▸ Task instructions: Copy out the data exactly, leaving the pictures behind.

--- BEGIN Task inputs ---

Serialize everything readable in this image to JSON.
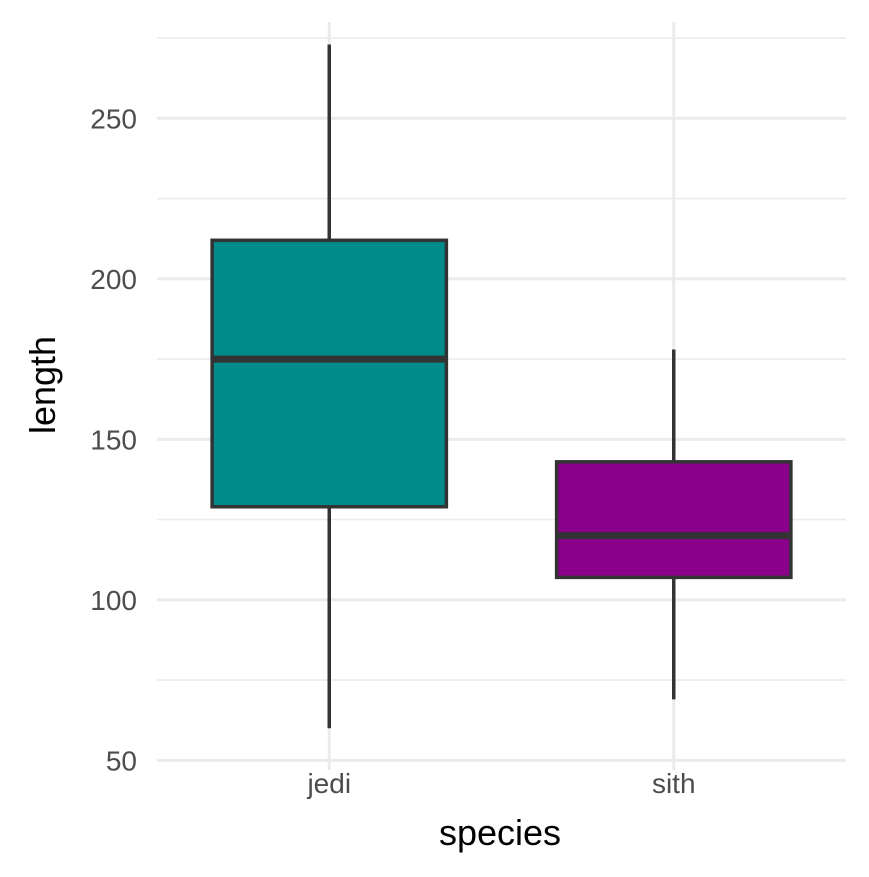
{
  "chart_data": {
    "type": "box",
    "xlabel": "species",
    "ylabel": "length",
    "categories": [
      "jedi",
      "sith"
    ],
    "ylim": [
      47,
      280
    ],
    "yticks": [
      50,
      100,
      150,
      200,
      250
    ],
    "grid": true,
    "boxes": [
      {
        "category": "jedi",
        "min": 60,
        "q1": 129,
        "median": 175,
        "q3": 212,
        "max": 273,
        "color": "#008b8b"
      },
      {
        "category": "sith",
        "min": 69,
        "q1": 107,
        "median": 120,
        "q3": 143,
        "max": 178,
        "color": "#8b008b"
      }
    ],
    "colors": {
      "outline": "#333333",
      "grid": "#ebebeb",
      "background": "#ffffff"
    }
  }
}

--- END Task inputs ---

▸ Finished answer:
Serialize everything readable in this image to JSON.
{
  "chart_data": {
    "type": "box",
    "xlabel": "species",
    "ylabel": "length",
    "categories": [
      "jedi",
      "sith"
    ],
    "ylim": [
      47,
      280
    ],
    "yticks": [
      50,
      100,
      150,
      200,
      250
    ],
    "grid": true,
    "boxes": [
      {
        "category": "jedi",
        "min": 60,
        "q1": 129,
        "median": 175,
        "q3": 212,
        "max": 273,
        "color": "#008b8b"
      },
      {
        "category": "sith",
        "min": 69,
        "q1": 107,
        "median": 120,
        "q3": 143,
        "max": 178,
        "color": "#8b008b"
      }
    ],
    "colors": {
      "outline": "#333333",
      "grid": "#ebebeb",
      "background": "#ffffff"
    }
  }
}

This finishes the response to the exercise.